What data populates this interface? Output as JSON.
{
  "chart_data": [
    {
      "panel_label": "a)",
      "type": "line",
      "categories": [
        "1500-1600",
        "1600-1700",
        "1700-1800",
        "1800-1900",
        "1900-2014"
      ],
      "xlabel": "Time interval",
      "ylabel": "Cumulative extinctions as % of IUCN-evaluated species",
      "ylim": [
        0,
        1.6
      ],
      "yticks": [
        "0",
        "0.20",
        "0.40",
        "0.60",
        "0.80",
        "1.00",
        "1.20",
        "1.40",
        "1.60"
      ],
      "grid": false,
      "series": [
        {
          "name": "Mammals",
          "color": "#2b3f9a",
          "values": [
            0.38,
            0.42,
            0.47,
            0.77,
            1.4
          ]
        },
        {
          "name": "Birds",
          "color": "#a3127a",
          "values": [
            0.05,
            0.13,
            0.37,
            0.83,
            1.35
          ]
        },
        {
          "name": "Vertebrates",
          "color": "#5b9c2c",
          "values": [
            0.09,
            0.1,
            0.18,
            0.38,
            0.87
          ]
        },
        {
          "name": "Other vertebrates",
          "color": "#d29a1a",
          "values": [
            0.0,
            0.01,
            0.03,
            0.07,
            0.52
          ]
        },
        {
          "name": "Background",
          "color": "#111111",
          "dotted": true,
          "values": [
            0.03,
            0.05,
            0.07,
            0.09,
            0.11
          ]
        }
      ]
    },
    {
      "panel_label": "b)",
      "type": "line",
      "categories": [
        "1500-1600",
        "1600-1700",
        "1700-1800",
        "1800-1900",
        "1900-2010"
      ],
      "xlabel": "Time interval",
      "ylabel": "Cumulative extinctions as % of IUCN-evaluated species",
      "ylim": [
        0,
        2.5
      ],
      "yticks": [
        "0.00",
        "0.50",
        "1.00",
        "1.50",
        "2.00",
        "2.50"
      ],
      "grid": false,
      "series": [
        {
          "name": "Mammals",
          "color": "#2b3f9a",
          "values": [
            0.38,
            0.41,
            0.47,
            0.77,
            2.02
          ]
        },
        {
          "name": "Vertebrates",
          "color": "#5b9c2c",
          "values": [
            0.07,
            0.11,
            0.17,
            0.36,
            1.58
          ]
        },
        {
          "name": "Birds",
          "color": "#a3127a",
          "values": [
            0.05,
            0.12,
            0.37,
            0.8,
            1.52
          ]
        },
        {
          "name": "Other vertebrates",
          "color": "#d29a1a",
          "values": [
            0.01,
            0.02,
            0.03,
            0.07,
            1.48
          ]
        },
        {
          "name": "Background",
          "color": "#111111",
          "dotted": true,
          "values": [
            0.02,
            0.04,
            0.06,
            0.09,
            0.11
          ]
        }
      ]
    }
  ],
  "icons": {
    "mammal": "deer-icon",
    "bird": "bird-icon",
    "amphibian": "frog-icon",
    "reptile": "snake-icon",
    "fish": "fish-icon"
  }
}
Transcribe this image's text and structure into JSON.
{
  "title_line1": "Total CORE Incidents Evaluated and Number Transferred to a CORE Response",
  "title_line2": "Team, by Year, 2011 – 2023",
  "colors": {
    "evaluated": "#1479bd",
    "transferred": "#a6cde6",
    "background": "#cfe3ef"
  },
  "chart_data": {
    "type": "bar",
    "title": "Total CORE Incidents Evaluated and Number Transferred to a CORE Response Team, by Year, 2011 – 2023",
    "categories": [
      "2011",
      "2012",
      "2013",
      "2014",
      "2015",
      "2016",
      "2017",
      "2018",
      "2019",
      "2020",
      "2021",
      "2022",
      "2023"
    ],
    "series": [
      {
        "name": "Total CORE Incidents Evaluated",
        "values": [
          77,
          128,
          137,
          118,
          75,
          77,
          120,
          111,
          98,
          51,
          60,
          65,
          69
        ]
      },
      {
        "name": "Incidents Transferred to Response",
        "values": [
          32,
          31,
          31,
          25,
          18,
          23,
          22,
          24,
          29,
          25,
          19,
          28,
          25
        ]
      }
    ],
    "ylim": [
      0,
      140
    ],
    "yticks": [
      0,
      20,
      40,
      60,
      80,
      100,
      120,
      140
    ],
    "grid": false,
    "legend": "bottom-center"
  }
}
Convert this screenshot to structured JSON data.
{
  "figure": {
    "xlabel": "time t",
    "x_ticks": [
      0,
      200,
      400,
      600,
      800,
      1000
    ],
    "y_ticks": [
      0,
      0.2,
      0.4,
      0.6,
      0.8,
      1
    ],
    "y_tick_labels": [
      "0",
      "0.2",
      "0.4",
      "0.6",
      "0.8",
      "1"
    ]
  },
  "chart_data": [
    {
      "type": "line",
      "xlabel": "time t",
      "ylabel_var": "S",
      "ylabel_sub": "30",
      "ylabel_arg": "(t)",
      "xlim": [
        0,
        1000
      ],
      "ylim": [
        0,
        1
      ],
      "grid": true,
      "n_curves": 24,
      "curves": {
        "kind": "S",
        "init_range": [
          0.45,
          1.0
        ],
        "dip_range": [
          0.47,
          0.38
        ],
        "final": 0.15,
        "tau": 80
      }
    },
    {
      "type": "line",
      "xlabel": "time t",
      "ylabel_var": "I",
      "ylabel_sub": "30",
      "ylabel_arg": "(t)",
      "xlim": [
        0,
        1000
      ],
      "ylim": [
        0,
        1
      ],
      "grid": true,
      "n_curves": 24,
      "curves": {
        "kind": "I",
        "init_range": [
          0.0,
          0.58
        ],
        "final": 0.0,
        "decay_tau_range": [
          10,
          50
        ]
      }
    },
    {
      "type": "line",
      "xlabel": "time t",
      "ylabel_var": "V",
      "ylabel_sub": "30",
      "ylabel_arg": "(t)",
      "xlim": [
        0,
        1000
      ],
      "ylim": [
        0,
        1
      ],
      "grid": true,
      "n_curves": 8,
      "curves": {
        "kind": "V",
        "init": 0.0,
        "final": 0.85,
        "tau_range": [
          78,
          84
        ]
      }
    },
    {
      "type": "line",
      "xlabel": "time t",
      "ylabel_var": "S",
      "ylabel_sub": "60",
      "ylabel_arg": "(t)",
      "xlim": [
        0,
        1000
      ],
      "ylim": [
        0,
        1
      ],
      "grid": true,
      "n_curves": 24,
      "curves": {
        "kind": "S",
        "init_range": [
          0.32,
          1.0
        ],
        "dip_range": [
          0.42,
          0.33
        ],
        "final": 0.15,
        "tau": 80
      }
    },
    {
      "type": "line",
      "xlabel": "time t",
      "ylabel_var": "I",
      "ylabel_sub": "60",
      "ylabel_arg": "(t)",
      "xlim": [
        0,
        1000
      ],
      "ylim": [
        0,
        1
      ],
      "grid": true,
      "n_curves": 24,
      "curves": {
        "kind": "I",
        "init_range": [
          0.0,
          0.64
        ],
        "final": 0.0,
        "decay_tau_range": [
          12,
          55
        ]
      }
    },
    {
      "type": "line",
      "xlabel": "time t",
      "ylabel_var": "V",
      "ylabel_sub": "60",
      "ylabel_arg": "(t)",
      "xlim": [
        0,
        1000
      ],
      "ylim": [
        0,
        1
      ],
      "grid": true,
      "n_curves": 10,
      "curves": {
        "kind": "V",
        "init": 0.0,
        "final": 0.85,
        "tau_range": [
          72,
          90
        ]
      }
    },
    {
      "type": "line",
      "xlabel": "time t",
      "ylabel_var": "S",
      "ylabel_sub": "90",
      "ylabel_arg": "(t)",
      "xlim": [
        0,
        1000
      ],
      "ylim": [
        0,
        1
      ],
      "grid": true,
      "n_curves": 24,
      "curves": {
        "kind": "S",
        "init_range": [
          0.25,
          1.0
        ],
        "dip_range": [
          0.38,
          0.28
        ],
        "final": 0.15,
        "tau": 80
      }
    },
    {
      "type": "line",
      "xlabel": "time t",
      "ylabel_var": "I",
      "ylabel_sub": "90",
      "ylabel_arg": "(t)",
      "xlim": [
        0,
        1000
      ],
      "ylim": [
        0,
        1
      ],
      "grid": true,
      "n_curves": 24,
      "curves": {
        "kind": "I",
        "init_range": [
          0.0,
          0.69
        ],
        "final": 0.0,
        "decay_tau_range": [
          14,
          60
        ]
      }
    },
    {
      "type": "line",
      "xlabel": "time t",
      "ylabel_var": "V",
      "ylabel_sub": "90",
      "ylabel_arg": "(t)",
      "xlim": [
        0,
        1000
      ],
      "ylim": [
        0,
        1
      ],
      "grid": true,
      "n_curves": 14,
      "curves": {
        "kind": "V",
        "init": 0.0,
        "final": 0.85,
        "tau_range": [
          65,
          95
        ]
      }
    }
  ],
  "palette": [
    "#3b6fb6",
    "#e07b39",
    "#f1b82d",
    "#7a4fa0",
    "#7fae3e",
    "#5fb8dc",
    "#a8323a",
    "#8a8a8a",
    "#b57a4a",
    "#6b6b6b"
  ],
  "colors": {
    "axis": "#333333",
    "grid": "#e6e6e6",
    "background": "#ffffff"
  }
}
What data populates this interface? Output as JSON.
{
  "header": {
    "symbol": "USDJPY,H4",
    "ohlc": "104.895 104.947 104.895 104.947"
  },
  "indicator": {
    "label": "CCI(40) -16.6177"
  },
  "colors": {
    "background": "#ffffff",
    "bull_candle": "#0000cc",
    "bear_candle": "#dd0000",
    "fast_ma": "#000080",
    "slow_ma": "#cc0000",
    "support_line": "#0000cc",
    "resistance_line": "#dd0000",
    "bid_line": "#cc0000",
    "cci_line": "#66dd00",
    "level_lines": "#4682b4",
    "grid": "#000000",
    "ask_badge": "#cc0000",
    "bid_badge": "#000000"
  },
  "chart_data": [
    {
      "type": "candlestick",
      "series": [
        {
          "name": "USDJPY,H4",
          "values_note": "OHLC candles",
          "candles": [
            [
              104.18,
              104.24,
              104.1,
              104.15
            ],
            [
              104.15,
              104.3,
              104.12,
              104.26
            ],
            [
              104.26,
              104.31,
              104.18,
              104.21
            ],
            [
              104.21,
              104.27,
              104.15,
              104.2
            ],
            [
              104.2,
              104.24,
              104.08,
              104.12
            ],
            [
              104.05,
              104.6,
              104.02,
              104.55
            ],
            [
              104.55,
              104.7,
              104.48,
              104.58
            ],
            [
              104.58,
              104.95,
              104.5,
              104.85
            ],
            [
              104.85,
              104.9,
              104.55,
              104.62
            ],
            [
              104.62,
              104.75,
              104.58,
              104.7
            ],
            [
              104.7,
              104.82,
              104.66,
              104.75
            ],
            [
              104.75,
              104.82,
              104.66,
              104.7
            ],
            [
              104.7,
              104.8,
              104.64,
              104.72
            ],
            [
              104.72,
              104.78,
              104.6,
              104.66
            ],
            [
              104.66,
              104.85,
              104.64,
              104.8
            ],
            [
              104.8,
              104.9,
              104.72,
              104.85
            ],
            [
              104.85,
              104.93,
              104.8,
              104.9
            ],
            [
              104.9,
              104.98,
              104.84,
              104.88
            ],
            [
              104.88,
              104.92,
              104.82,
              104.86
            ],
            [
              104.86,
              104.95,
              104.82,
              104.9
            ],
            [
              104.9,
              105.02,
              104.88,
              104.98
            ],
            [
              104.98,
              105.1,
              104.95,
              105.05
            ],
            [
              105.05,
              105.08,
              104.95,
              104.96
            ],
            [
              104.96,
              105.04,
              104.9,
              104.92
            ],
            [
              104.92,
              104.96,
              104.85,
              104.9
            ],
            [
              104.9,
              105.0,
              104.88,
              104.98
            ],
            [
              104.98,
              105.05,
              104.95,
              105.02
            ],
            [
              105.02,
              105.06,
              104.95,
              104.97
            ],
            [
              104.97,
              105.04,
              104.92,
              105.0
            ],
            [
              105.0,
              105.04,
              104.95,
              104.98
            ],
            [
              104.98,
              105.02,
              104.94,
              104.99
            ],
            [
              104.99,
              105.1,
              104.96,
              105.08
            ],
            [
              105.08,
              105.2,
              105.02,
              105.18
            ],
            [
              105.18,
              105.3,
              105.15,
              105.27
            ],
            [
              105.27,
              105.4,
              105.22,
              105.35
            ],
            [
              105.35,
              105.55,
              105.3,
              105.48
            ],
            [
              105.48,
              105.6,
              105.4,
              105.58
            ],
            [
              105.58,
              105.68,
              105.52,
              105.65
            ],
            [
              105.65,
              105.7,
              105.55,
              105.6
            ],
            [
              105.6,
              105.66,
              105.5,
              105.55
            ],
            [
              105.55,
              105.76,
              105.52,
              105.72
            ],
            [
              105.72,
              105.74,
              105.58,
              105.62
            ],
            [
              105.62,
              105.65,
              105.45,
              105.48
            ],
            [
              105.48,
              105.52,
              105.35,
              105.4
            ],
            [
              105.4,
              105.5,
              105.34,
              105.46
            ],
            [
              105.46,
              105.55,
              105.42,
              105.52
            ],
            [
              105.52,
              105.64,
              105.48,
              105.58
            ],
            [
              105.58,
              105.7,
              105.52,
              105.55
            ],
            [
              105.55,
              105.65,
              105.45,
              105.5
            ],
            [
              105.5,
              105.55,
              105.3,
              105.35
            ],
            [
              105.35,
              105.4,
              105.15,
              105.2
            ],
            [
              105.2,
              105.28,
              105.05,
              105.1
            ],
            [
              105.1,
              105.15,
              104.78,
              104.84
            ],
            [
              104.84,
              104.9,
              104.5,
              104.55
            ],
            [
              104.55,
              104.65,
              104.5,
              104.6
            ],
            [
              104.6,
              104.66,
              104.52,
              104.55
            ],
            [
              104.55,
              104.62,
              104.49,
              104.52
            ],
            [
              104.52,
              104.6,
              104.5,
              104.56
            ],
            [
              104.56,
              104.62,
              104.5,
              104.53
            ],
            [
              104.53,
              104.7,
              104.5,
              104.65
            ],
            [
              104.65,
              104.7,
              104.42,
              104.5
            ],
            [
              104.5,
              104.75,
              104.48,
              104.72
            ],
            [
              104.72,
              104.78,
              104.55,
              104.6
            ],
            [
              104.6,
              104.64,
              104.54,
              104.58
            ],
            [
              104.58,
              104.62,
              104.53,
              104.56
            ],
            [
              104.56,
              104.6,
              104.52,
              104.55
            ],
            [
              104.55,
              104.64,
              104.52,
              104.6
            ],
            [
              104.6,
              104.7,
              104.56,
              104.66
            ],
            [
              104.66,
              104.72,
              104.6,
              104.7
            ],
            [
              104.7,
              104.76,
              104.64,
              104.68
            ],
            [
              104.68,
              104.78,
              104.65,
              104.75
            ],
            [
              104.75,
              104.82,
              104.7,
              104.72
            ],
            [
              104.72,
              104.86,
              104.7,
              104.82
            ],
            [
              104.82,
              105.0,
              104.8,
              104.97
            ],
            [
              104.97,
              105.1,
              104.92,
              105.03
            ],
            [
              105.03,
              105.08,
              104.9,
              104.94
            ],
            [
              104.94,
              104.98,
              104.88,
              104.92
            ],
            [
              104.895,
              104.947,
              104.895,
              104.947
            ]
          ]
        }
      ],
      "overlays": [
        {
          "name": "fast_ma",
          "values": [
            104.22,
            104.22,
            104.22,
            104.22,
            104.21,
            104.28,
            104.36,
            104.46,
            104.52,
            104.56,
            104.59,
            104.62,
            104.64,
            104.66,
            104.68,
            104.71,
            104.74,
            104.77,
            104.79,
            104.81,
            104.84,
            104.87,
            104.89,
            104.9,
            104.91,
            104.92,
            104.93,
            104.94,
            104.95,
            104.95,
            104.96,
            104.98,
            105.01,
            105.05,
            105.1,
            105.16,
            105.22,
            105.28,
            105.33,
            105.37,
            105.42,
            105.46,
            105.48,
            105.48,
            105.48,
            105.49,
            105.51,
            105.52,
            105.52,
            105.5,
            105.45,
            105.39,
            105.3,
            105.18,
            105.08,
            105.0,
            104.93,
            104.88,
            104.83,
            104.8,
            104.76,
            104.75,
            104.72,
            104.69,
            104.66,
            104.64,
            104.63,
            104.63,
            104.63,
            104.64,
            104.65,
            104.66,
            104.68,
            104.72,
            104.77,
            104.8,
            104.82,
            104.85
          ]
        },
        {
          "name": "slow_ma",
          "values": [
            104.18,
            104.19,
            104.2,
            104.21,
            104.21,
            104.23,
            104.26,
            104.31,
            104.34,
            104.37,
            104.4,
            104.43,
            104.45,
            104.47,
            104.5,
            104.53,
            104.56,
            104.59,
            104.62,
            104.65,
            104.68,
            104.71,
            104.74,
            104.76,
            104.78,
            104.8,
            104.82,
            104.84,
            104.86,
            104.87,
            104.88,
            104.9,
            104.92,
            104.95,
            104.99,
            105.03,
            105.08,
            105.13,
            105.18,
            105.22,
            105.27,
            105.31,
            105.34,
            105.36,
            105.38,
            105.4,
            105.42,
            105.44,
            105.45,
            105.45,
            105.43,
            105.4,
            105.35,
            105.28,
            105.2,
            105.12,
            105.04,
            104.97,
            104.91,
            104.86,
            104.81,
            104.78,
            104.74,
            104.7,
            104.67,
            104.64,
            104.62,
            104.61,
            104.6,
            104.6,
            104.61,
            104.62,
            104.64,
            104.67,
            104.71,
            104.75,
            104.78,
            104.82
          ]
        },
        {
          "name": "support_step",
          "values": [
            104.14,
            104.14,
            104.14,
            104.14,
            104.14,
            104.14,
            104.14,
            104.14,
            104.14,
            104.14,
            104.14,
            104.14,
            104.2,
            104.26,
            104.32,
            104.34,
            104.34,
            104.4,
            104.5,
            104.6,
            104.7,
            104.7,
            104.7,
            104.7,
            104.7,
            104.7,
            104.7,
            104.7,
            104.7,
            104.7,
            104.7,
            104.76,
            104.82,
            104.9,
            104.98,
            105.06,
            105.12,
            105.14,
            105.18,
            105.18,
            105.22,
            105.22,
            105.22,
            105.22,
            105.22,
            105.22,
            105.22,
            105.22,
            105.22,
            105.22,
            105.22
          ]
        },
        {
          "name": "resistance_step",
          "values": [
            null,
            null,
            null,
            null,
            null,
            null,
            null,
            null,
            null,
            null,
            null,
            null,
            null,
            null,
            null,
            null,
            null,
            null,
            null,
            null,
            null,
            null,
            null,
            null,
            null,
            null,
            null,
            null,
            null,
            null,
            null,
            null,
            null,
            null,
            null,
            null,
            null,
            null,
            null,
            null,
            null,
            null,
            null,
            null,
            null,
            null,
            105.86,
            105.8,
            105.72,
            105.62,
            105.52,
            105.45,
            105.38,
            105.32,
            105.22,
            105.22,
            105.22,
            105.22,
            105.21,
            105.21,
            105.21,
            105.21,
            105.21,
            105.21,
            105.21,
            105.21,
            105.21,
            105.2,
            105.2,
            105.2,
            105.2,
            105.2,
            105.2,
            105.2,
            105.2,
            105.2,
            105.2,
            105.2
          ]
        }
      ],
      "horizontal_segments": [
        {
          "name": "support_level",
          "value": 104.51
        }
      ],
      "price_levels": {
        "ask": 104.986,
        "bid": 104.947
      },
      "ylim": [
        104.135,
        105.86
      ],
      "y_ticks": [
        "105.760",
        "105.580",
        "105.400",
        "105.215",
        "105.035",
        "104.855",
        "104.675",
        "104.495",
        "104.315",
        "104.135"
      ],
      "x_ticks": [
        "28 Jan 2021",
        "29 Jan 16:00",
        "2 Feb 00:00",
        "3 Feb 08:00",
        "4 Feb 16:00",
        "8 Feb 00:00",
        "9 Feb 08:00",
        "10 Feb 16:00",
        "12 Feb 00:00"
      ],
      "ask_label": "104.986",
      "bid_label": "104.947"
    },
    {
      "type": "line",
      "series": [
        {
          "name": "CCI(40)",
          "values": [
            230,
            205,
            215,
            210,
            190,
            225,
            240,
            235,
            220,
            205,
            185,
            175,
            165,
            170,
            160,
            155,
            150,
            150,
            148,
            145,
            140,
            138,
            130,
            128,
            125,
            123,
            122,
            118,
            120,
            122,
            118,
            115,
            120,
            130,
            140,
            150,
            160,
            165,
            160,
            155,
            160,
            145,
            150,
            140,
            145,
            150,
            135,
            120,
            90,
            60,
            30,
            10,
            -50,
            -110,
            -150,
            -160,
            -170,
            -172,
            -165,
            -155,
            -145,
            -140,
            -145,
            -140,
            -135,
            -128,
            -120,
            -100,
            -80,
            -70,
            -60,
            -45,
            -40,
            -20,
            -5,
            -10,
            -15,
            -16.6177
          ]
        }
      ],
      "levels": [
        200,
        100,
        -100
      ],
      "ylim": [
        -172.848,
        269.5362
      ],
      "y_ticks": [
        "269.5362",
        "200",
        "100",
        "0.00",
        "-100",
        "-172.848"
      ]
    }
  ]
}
● ● ● ●
### WHAT YOU WILL DO
Take each line of the material that contains the word "Year" and list it.

### SOLUTION
  "title_line2": "Team, by Year, 2011 – 2023",
    "title": "Total CORE Incidents Evaluated and Number Transferred to a CORE Response Team, by Year, 2011 – 2023",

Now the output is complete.